[Saved entries]
==*==
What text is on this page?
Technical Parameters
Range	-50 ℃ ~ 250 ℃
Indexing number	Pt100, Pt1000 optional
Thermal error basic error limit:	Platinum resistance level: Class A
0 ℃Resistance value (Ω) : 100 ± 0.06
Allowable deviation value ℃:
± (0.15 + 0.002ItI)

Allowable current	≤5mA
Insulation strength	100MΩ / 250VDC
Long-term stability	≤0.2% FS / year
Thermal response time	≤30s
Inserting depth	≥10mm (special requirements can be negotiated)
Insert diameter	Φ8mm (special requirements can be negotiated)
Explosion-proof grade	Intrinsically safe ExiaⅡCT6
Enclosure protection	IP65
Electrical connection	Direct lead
==*==
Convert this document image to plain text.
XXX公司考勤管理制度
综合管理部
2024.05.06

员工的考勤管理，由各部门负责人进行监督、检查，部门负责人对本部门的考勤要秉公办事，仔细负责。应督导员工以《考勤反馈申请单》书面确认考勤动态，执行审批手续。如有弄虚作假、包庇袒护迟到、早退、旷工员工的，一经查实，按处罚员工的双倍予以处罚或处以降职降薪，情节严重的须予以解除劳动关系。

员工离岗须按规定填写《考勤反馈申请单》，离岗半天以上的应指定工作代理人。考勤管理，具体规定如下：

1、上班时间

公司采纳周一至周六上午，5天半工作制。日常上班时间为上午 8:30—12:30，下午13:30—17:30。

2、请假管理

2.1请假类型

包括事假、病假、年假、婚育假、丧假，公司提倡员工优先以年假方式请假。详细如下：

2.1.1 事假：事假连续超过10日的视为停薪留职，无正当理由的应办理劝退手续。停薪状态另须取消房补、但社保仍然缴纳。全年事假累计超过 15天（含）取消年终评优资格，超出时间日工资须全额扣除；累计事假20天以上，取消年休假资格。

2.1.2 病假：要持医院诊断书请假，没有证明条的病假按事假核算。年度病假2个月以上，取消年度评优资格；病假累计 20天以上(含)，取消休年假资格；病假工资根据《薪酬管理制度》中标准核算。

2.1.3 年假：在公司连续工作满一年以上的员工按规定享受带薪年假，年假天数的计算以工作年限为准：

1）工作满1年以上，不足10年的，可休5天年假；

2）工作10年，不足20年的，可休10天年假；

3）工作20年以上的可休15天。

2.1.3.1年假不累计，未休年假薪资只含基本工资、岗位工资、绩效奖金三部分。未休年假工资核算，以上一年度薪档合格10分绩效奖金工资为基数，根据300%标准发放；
==*==
◆ Task to complete: What is the number of lines that contain "negotiated"? Reply with that number alone.

◆ Solution for this problem: 2